Stored records |

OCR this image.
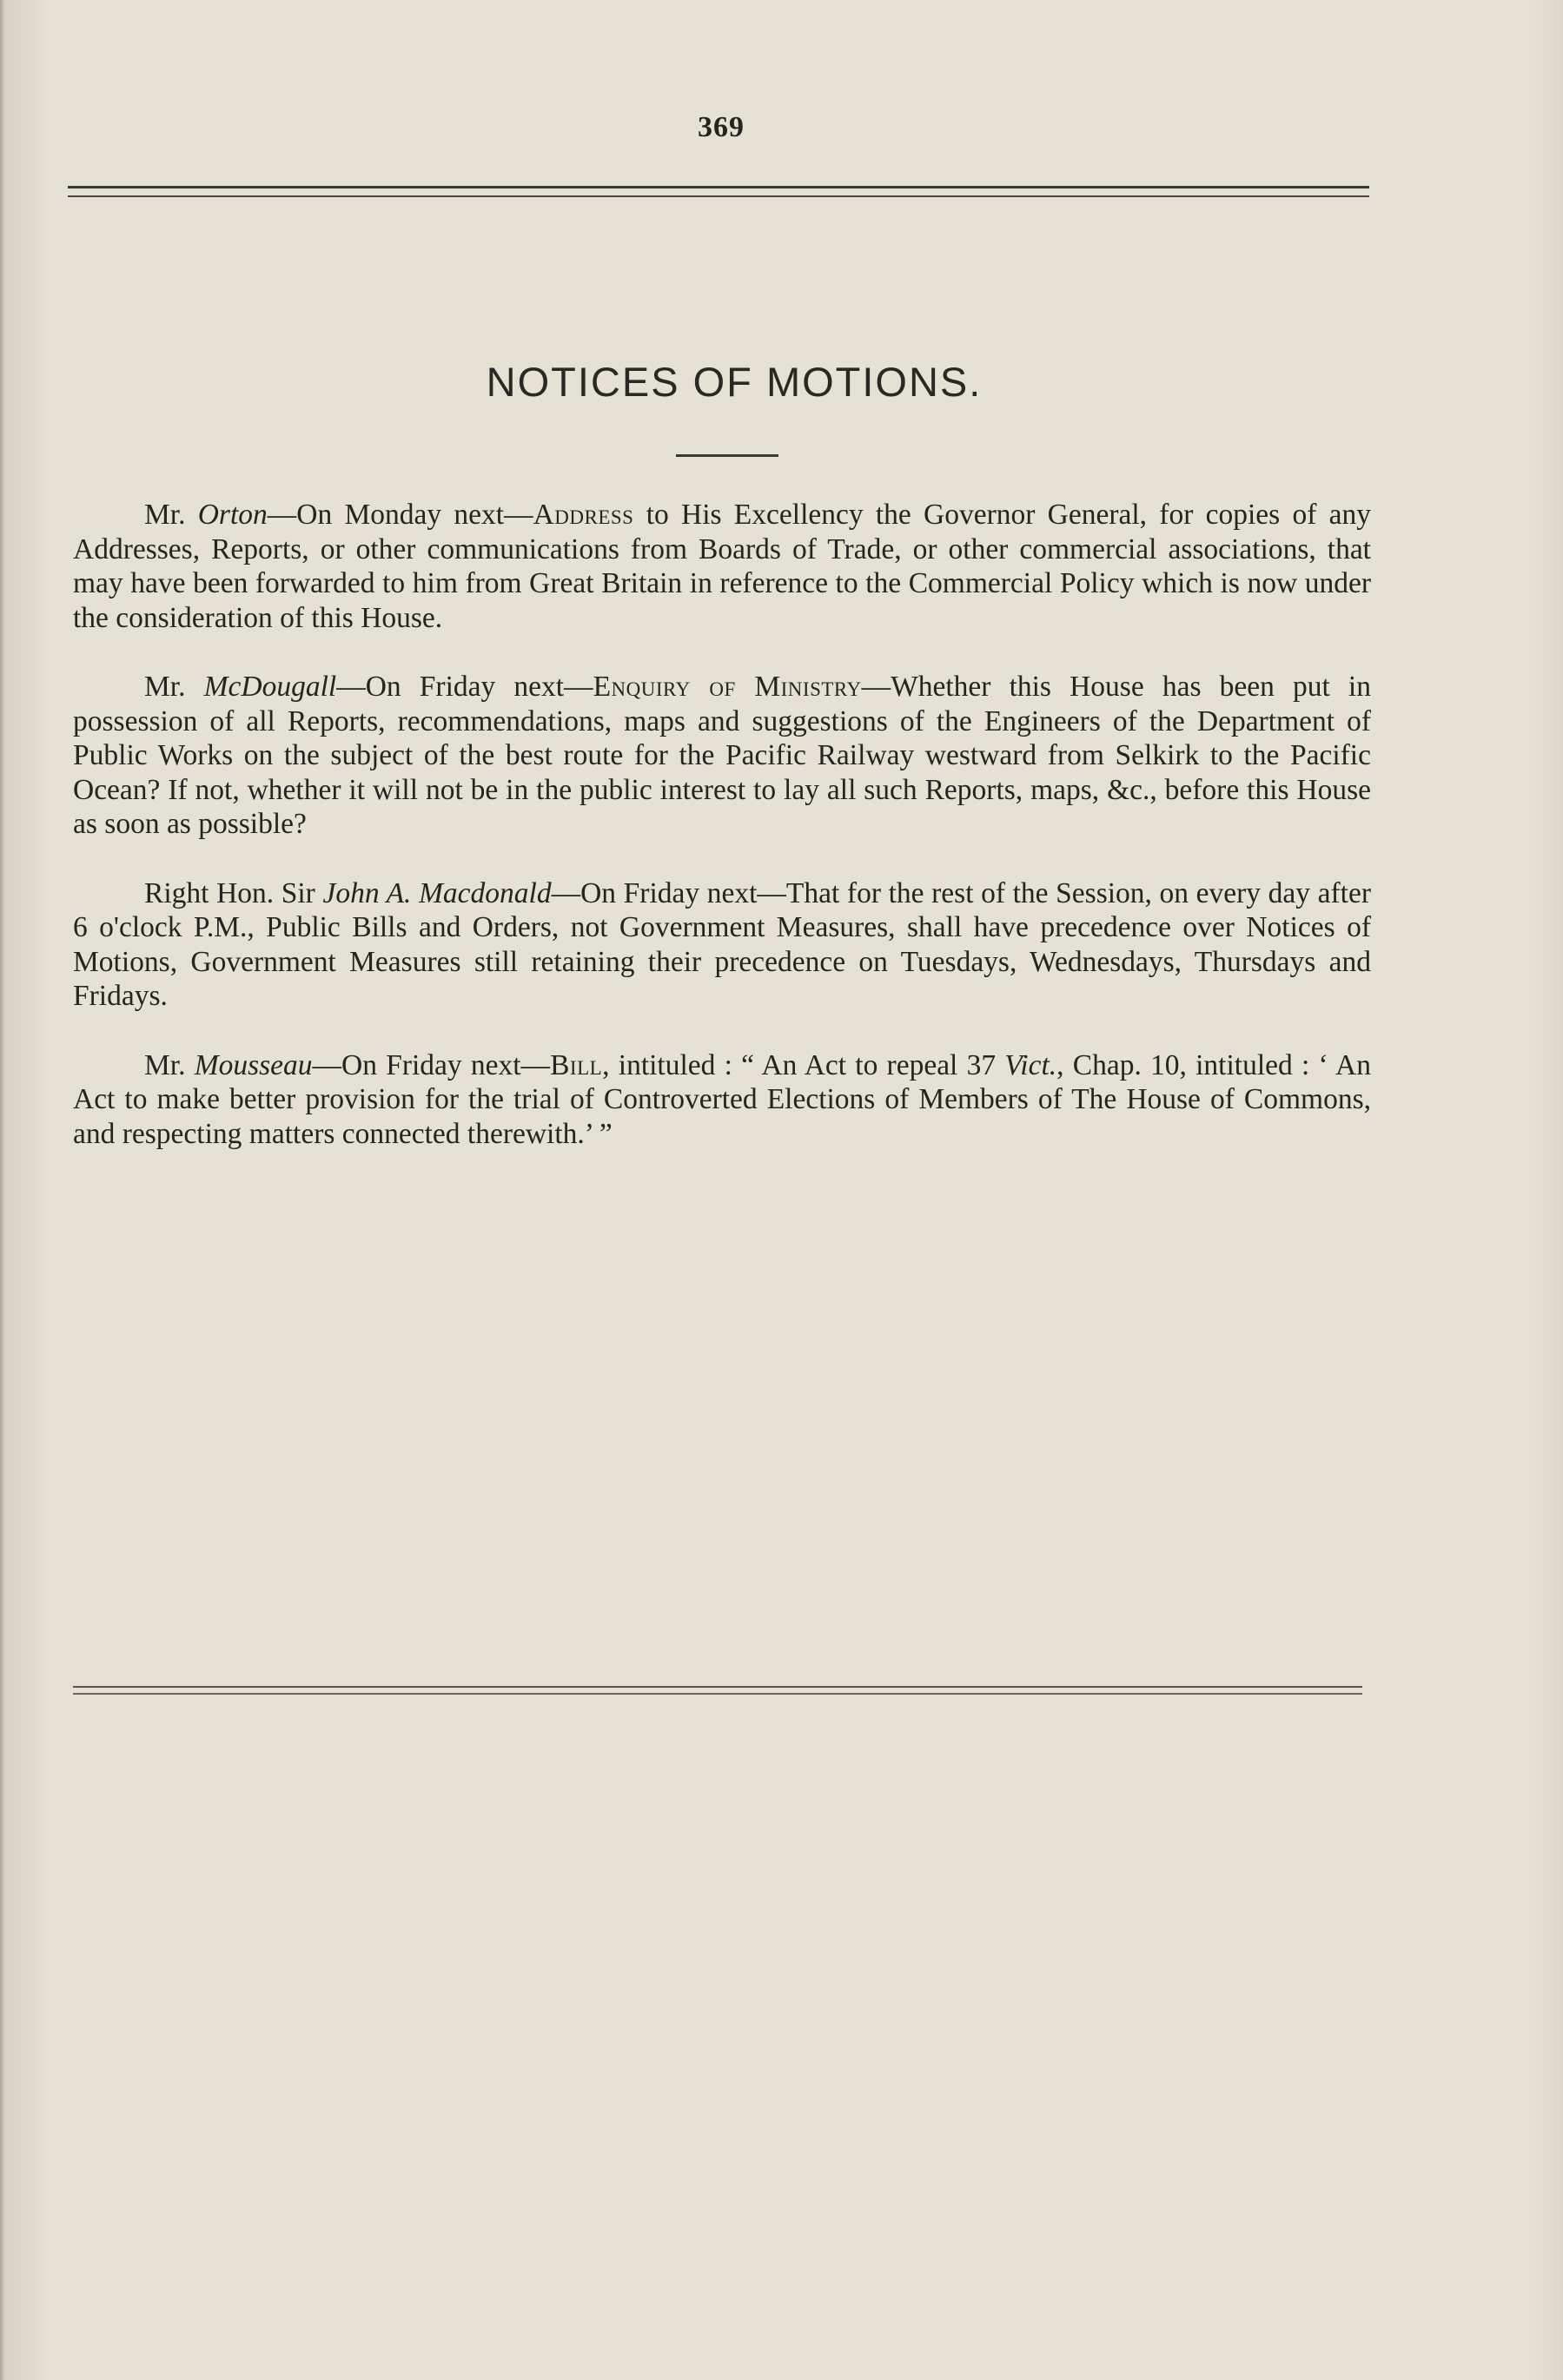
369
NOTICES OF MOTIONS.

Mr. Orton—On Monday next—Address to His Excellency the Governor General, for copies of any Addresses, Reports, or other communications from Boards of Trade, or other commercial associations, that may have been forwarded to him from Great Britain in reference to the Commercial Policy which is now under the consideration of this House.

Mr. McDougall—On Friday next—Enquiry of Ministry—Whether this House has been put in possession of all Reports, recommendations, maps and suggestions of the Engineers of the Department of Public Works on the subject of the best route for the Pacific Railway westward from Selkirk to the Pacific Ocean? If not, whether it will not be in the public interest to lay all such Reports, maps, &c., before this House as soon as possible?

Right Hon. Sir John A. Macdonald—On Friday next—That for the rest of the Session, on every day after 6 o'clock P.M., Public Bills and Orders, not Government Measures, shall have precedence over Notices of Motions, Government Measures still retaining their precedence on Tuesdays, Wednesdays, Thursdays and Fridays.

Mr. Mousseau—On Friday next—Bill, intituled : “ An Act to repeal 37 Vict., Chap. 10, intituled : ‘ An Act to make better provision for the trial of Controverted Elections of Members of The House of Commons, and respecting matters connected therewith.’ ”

Exercise goal | Look through the material above and pick out each line holding the word "from".

Expected answer |
Mr. Orton—On Monday next—Address to His Excellency the Governor General, for copies of any Addresses, Reports, or other communications from Boards of Trade, or other commercial associations, that may have been forwarded to him from Great Britain in reference to the Commercial Policy which is now under the consideration of this House.
Mr. McDougall—On Friday next—Enquiry of Ministry—Whether this House has been put in possession of all Reports, recommendations, maps and suggestions of the Engineers of the Department of Public Works on the subject of the best route for the Pacific Railway westward from Selkirk to the Pacific Ocean? If not, whether it will not be in the public interest to lay all such Reports, maps, &c., before this House as soon as possible?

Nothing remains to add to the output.